— EXERCISE GOAL —
In the listing below, locate the lines that hold "colour" and copy them.

— RECORDED DATA —
"""
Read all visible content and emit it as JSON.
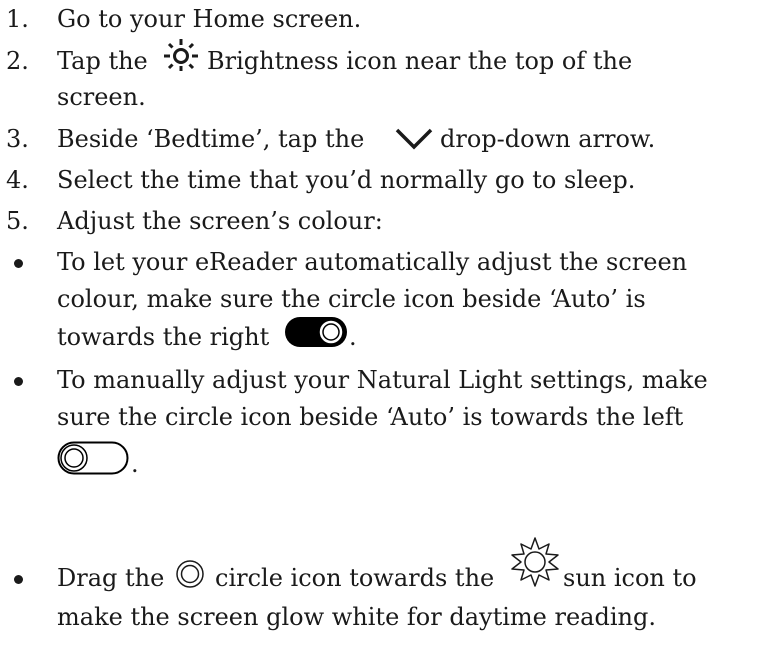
{
  "steps": [
    {
      "num": "1.",
      "text": "Go to your Home screen."
    },
    {
      "num": "2.",
      "pre": "Tap the",
      "post": "Brightness icon near the top of the",
      "cont": "screen."
    },
    {
      "num": "3.",
      "pre": "Beside ‘Bedtime’, tap the",
      "post": "drop-down arrow."
    },
    {
      "num": "4.",
      "text": "Select the time that you’d normally go to sleep."
    },
    {
      "num": "5.",
      "text": "Adjust the screen’s colour:"
    }
  ],
  "bullets": [
    {
      "l1": "To let your eReader automatically adjust the screen",
      "l2": "colour, make sure the circle icon beside ‘Auto’ is",
      "l3": "towards the right",
      "end": "."
    },
    {
      "l1": "To manually adjust your Natural Light settings, make",
      "l2": "sure the circle icon beside ‘Auto’ is towards the left",
      "end": "."
    },
    {
      "pre": "Drag the",
      "mid": "circle icon towards the",
      "post": "sun icon to",
      "l2": "make the screen glow white for daytime reading."
    }
  ],
  "icons": {
    "brightness": "brightness-icon",
    "dropdown": "chevron-down-icon",
    "toggle_on": "toggle-on-icon",
    "toggle_off": "toggle-off-icon",
    "circle": "circle-icon",
    "sun": "sun-icon"
  }
}
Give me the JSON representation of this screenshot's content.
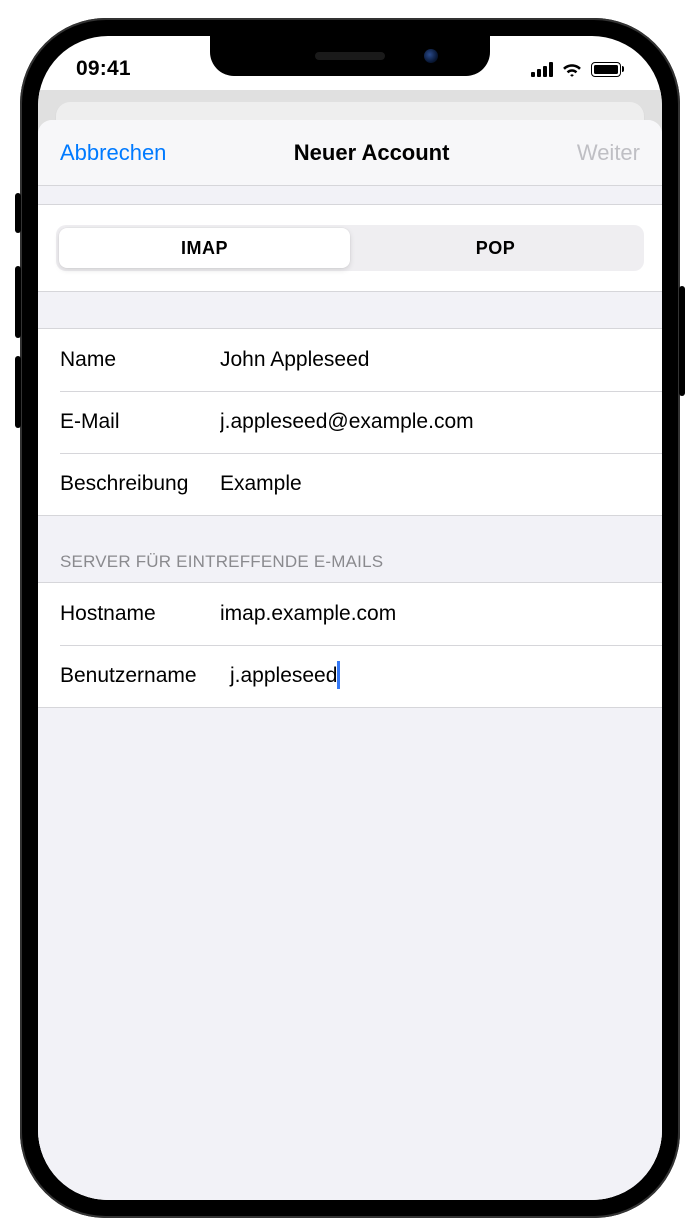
{
  "status": {
    "time": "09:41"
  },
  "nav": {
    "cancel": "Abbrechen",
    "title": "Neuer Account",
    "next": "Weiter"
  },
  "segmented": {
    "imap": "IMAP",
    "pop": "POP"
  },
  "account": {
    "name_label": "Name",
    "name_value": "John Appleseed",
    "email_label": "E-Mail",
    "email_value": "j.appleseed@example.com",
    "desc_label": "Beschreibung",
    "desc_value": "Example"
  },
  "incoming": {
    "header": "SERVER FÜR EINTREFFENDE E-MAILS",
    "host_label": "Hostname",
    "host_value": "imap.example.com",
    "user_label": "Benutzername",
    "user_value": "j.appleseed"
  }
}
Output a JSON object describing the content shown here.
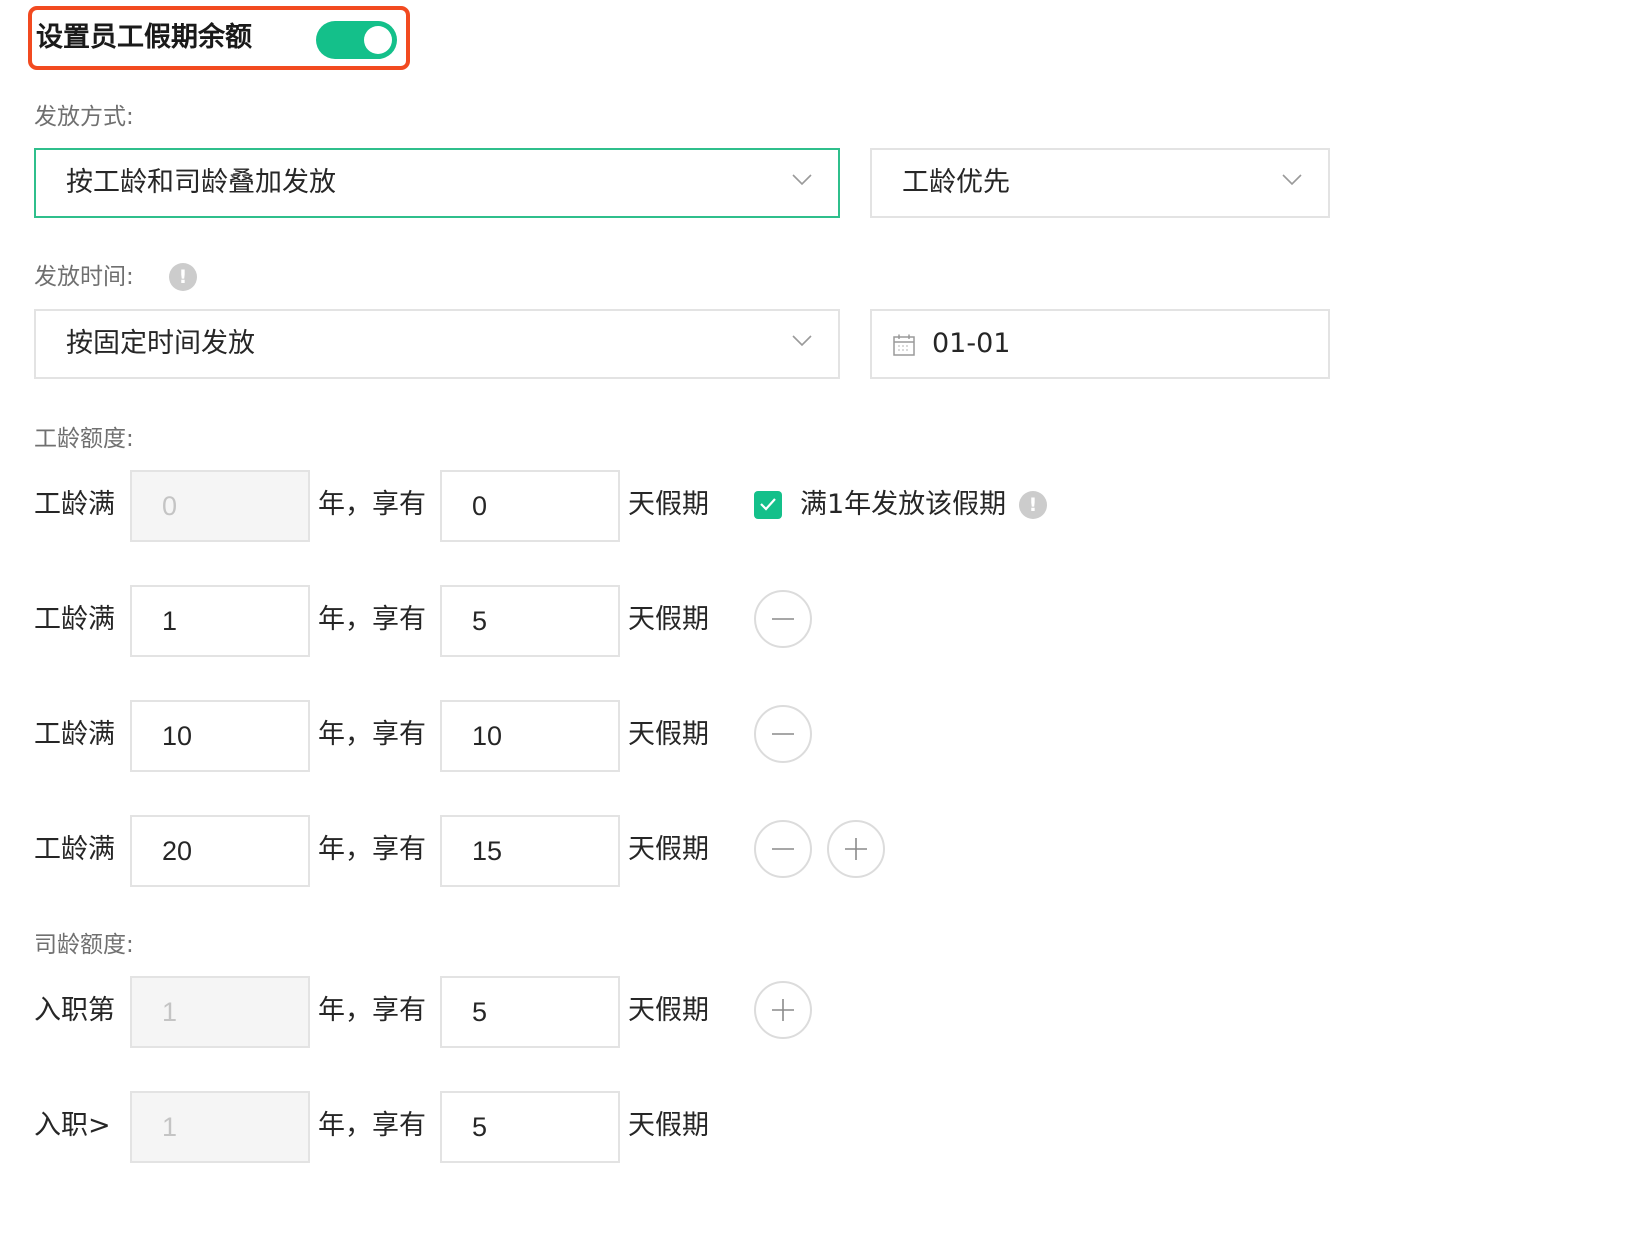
{
  "header": {
    "title": "设置员工假期余额",
    "toggle_on": true
  },
  "distribution": {
    "label": "发放方式:",
    "method": "按工龄和司龄叠加发放",
    "priority": "工龄优先"
  },
  "timing": {
    "label": "发放时间:",
    "method": "按固定时间发放",
    "date": "01-01",
    "help_glyph": "!"
  },
  "work_age": {
    "label": "工龄额度:",
    "rows": [
      {
        "prefix": "工龄满",
        "years": "0",
        "unit1": "年，享有",
        "days": "0",
        "unit2": "天假期"
      },
      {
        "prefix": "工龄满",
        "years": "1",
        "unit1": "年，享有",
        "days": "5",
        "unit2": "天假期"
      },
      {
        "prefix": "工龄满",
        "years": "10",
        "unit1": "年，享有",
        "days": "10",
        "unit2": "天假期"
      },
      {
        "prefix": "工龄满",
        "years": "20",
        "unit1": "年，享有",
        "days": "15",
        "unit2": "天假期"
      }
    ],
    "checkbox_label": "满1年发放该假期",
    "help_glyph": "!"
  },
  "company_age": {
    "label": "司龄额度:",
    "rows": [
      {
        "prefix": "入职第",
        "years": "1",
        "unit1": "年，享有",
        "days": "5",
        "unit2": "天假期"
      },
      {
        "prefix": "入职>",
        "years": "1",
        "unit1": "年，享有",
        "days": "5",
        "unit2": "天假期"
      }
    ]
  },
  "colors": {
    "accent": "#14c08a",
    "highlight": "#f24a20",
    "border": "#e3e3e3",
    "muted": "#707070"
  },
  "icons": [
    "chevron-down-icon",
    "calendar-icon",
    "help-icon",
    "check-icon",
    "minus-icon",
    "plus-icon"
  ]
}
"""
— RESPONSE —
      "text": "Adjust the screen’s colour:"
      "l2": "colour, make sure the circle icon beside ‘Auto’ is",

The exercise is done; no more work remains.